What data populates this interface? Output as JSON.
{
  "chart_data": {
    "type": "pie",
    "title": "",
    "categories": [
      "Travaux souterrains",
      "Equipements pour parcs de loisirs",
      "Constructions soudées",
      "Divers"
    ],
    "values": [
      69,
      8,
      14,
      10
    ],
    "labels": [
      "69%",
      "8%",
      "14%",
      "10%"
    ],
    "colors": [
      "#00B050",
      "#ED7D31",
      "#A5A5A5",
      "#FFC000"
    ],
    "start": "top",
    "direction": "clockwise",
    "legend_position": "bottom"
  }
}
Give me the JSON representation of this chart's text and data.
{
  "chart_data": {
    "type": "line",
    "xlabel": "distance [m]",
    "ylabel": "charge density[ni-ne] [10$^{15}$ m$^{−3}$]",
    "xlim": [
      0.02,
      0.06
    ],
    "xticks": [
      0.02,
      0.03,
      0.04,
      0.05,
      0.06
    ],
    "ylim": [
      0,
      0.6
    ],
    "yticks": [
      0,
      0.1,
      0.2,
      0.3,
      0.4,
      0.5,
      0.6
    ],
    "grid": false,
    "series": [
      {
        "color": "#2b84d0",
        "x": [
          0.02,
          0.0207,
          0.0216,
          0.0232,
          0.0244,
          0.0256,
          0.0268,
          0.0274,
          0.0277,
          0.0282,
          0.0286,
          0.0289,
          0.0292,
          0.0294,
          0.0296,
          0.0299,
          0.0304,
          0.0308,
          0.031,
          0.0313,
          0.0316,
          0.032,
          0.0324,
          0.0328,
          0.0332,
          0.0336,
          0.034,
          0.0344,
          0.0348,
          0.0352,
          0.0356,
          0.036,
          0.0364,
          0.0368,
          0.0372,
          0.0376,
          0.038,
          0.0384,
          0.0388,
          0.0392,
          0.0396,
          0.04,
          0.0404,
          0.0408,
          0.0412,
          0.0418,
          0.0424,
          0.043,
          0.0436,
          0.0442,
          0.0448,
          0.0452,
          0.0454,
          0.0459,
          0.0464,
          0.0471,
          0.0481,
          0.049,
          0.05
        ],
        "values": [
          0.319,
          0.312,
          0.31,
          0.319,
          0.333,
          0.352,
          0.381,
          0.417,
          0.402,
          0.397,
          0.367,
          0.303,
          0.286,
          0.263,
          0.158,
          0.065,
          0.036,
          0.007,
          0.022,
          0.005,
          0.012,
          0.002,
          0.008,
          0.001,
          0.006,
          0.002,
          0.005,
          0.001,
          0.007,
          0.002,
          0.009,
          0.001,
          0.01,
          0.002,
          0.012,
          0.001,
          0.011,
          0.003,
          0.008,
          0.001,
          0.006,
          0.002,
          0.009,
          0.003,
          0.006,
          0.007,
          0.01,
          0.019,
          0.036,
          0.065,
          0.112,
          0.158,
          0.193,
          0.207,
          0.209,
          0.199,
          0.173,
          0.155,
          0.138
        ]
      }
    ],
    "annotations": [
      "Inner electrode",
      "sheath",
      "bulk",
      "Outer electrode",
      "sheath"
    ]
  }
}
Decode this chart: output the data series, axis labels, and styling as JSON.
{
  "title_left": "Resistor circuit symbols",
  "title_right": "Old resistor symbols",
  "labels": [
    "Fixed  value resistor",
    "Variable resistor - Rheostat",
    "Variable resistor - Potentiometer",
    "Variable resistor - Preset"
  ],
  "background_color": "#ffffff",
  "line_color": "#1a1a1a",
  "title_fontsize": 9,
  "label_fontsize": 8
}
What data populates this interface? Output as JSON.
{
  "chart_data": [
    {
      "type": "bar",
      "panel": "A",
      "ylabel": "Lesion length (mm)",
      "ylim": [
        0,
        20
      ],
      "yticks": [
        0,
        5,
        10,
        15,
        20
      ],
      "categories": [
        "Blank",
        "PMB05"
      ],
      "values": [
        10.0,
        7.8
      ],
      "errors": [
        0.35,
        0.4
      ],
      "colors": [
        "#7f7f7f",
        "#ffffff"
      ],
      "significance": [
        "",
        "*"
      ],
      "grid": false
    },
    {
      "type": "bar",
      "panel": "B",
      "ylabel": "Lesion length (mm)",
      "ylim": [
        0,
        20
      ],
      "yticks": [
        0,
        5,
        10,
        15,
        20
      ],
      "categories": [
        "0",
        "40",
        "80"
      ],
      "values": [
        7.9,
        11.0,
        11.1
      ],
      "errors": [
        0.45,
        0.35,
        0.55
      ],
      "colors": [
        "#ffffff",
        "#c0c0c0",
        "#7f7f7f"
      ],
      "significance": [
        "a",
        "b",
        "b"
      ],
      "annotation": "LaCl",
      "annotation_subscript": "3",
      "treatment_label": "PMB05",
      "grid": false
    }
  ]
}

......

What is asked:
Using the data above, return each line exactly as written.

Worked solution:
What data populates this interface? Output as JSON.
{
  "chart_data": {
    "type": "pie",
    "title": "",
    "categories": [
      "Travaux souterrains",
      "Equipements pour parcs de loisirs",
      "Constructions soudées",
      "Divers"
    ],
    "values": [
      69,
      8,
      14,
      10
    ],
    "labels": [
      "69%",
      "8%",
      "14%",
      "10%"
    ],
    "colors": [
      "#00B050",
      "#ED7D31",
      "#A5A5A5",
      "#FFC000"
    ],
    "start": "top",
    "direction": "clockwise",
    "legend_position": "bottom"
  }
}
Give me the JSON representation of this chart's text and data.
{
  "chart_data": {
    "type": "line",
    "xlabel": "distance [m]",
    "ylabel": "charge density[ni-ne] [10$^{15}$ m$^{−3}$]",
    "xlim": [
      0.02,
      0.06
    ],
    "xticks": [
      0.02,
      0.03,
      0.04,
      0.05,
      0.06
    ],
    "ylim": [
      0,
      0.6
    ],
    "yticks": [
      0,
      0.1,
      0.2,
      0.3,
      0.4,
      0.5,
      0.6
    ],
    "grid": false,
    "series": [
      {
        "color": "#2b84d0",
        "x": [
          0.02,
          0.0207,
          0.0216,
          0.0232,
          0.0244,
          0.0256,
          0.0268,
          0.0274,
          0.0277,
          0.0282,
          0.0286,
          0.0289,
          0.0292,
          0.0294,
          0.0296,
          0.0299,
          0.0304,
          0.0308,
          0.031,
          0.0313,
          0.0316,
          0.032,
          0.0324,
          0.0328,
          0.0332,
          0.0336,
          0.034,
          0.0344,
          0.0348,
          0.0352,
          0.0356,
          0.036,
          0.0364,
          0.0368,
          0.0372,
          0.0376,
          0.038,
          0.0384,
          0.0388,
          0.0392,
          0.0396,
          0.04,
          0.0404,
          0.0408,
          0.0412,
          0.0418,
          0.0424,
          0.043,
          0.0436,
          0.0442,
          0.0448,
          0.0452,
          0.0454,
          0.0459,
          0.0464,
          0.0471,
          0.0481,
          0.049,
          0.05
        ],
        "values": [
          0.319,
          0.312,
          0.31,
          0.319,
          0.333,
          0.352,
          0.381,
          0.417,
          0.402,
          0.397,
          0.367,
          0.303,
          0.286,
          0.263,
          0.158,
          0.065,
          0.036,
          0.007,
          0.022,
          0.005,
          0.012,
          0.002,
          0.008,
          0.001,
          0.006,
          0.002,
          0.005,
          0.001,
          0.007,
          0.002,
          0.009,
          0.001,
          0.01,
          0.002,
          0.012,
          0.001,
          0.011,
          0.003,
          0.008,
          0.001,
          0.006,
          0.002,
          0.009,
          0.003,
          0.006,
          0.007,
          0.01,
          0.019,
          0.036,
          0.065,
          0.112,
          0.158,
          0.193,
          0.207,
          0.209,
          0.199,
          0.173,
          0.155,
          0.138
        ]
      }
    ],
    "annotations": [
      "Inner electrode",
      "sheath",
      "bulk",
      "Outer electrode",
      "sheath"
    ]
  }
}
Decode this chart: output the data series, axis labels, and styling as JSON.
{
  "title_left": "Resistor circuit symbols",
  "title_right": "Old resistor symbols",
  "labels": [
    "Fixed  value resistor",
    "Variable resistor - Rheostat",
    "Variable resistor - Potentiometer",
    "Variable resistor - Preset"
  ],
  "background_color": "#ffffff",
  "line_color": "#1a1a1a",
  "title_fontsize": 9,
  "label_fontsize": 8
}
What data populates this interface? Output as JSON.
{
  "chart_data": [
    {
      "type": "bar",
      "panel": "A",
      "ylabel": "Lesion length (mm)",
      "ylim": [
        0,
        20
      ],
      "yticks": [
        0,
        5,
        10,
        15,
        20
      ],
      "categories": [
        "Blank",
        "PMB05"
      ],
      "values": [
        10.0,
        7.8
      ],
      "errors": [
        0.35,
        0.4
      ],
      "colors": [
        "#7f7f7f",
        "#ffffff"
      ],
      "significance": [
        "",
        "*"
      ],
      "grid": false
    },
    {
      "type": "bar",
      "panel": "B",
      "ylabel": "Lesion length (mm)",
      "ylim": [
        0,
        20
      ],
      "yticks": [
        0,
        5,
        10,
        15,
        20
      ],
      "categories": [
        "0",
        "40",
        "80"
      ],
      "values": [
        7.9,
        11.0,
        11.1
      ],
      "errors": [
        0.45,
        0.35,
        0.55
      ],
      "colors": [
        "#ffffff",
        "#c0c0c0",
        "#7f7f7f"
      ],
      "significance": [
        "a",
        "b",
        "b"
      ],
      "annotation": "LaCl",
      "annotation_subscript": "3",
      "treatment_label": "PMB05",
      "grid": false
    }
  ]
}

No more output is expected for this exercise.